> **WHAT YOU WILL DO**
Give back the full listing, character for character, with no pictures.

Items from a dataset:
━━━━━━━━━━━━━━━━
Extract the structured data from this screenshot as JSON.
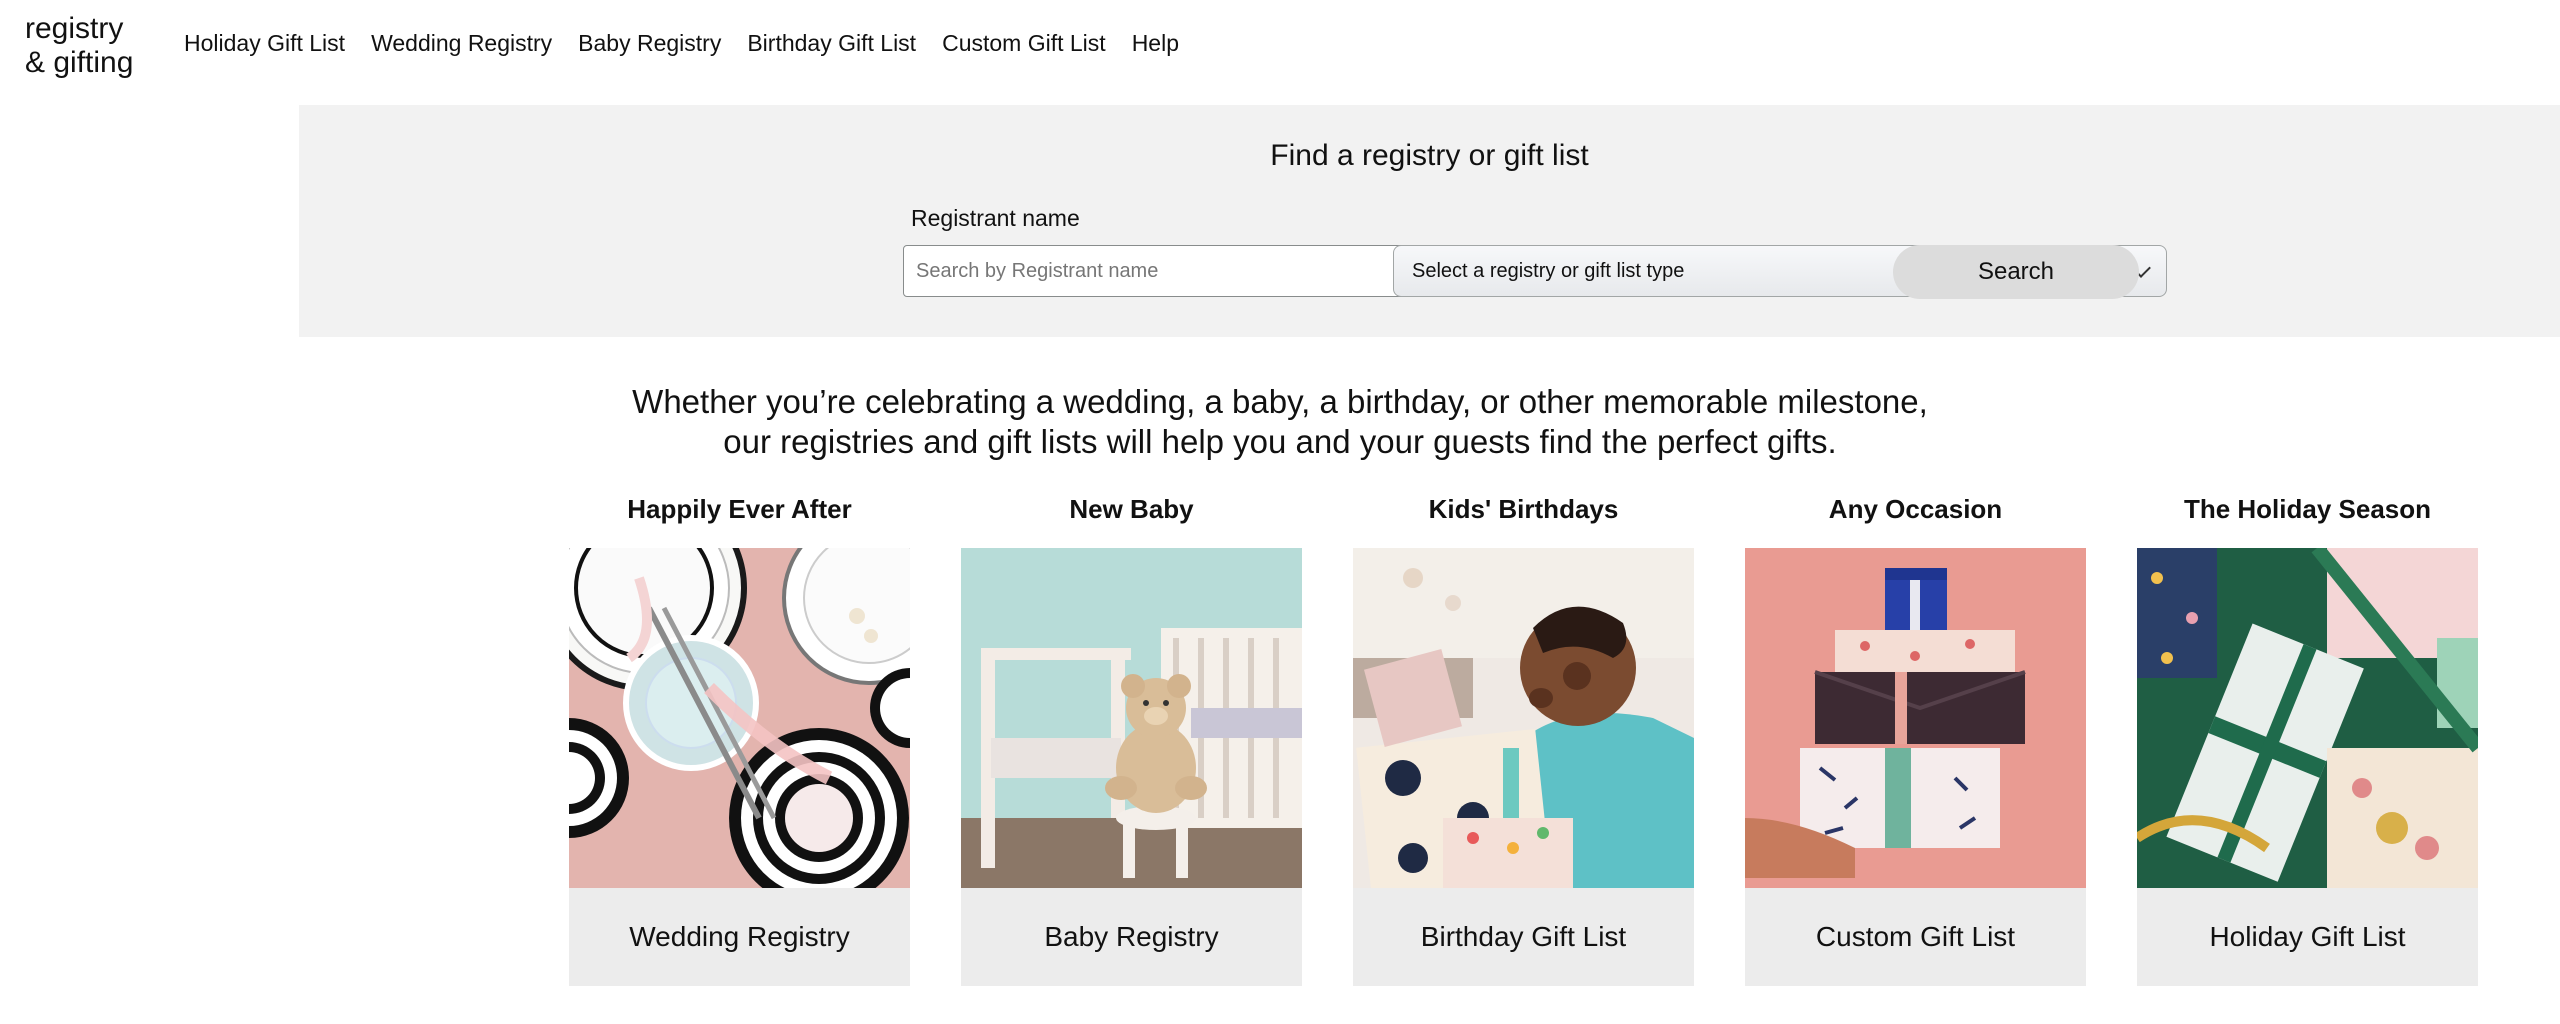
{
  "logo": {
    "line1": "registry",
    "line2": "& gifting"
  },
  "nav": {
    "items": [
      {
        "label": "Holiday Gift List"
      },
      {
        "label": "Wedding Registry"
      },
      {
        "label": "Baby Registry"
      },
      {
        "label": "Birthday Gift List"
      },
      {
        "label": "Custom Gift List"
      },
      {
        "label": "Help"
      }
    ]
  },
  "search": {
    "title": "Find a registry or gift list",
    "name_label": "Registrant name",
    "name_placeholder": "Search by Registrant name",
    "name_value": "",
    "type_selected": "Select a registry or gift list type",
    "button_label": "Search"
  },
  "tagline": {
    "line1": "Whether you’re celebrating a wedding, a baby, a birthday, or other memorable milestone,",
    "line2": "our registries and gift lists will help you and your guests find the perfect gifts."
  },
  "cards": [
    {
      "heading": "Happily Ever After",
      "footer": "Wedding Registry",
      "image": "wedding-tableware-photo"
    },
    {
      "heading": "New Baby",
      "footer": "Baby Registry",
      "image": "teddy-bear-nursery-photo"
    },
    {
      "heading": "Kids' Birthdays",
      "footer": "Birthday Gift List",
      "image": "boy-birthday-gifts-photo"
    },
    {
      "heading": "Any Occasion",
      "footer": "Custom Gift List",
      "image": "stacked-gift-boxes-photo"
    },
    {
      "heading": "The Holiday Season",
      "footer": "Holiday Gift List",
      "image": "wrapped-holiday-gifts-photo"
    }
  ],
  "colors": {
    "search_band_bg": "#f2f2f2",
    "card_footer_bg": "#ececec",
    "search_button_bg": "#dcdcdc"
  }
}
━━━━━━━━━━━━━━━━
> **THE OUTPUT**
Extract the structured data from this screenshot as JSON.
{
  "logo": {
    "line1": "registry",
    "line2": "& gifting"
  },
  "nav": {
    "items": [
      {
        "label": "Holiday Gift List"
      },
      {
        "label": "Wedding Registry"
      },
      {
        "label": "Baby Registry"
      },
      {
        "label": "Birthday Gift List"
      },
      {
        "label": "Custom Gift List"
      },
      {
        "label": "Help"
      }
    ]
  },
  "search": {
    "title": "Find a registry or gift list",
    "name_label": "Registrant name",
    "name_placeholder": "Search by Registrant name",
    "name_value": "",
    "type_selected": "Select a registry or gift list type",
    "button_label": "Search"
  },
  "tagline": {
    "line1": "Whether you’re celebrating a wedding, a baby, a birthday, or other memorable milestone,",
    "line2": "our registries and gift lists will help you and your guests find the perfect gifts."
  },
  "cards": [
    {
      "heading": "Happily Ever After",
      "footer": "Wedding Registry",
      "image": "wedding-tableware-photo"
    },
    {
      "heading": "New Baby",
      "footer": "Baby Registry",
      "image": "teddy-bear-nursery-photo"
    },
    {
      "heading": "Kids' Birthdays",
      "footer": "Birthday Gift List",
      "image": "boy-birthday-gifts-photo"
    },
    {
      "heading": "Any Occasion",
      "footer": "Custom Gift List",
      "image": "stacked-gift-boxes-photo"
    },
    {
      "heading": "The Holiday Season",
      "footer": "Holiday Gift List",
      "image": "wrapped-holiday-gifts-photo"
    }
  ],
  "colors": {
    "search_band_bg": "#f2f2f2",
    "card_footer_bg": "#ececec",
    "search_button_bg": "#dcdcdc"
  }
}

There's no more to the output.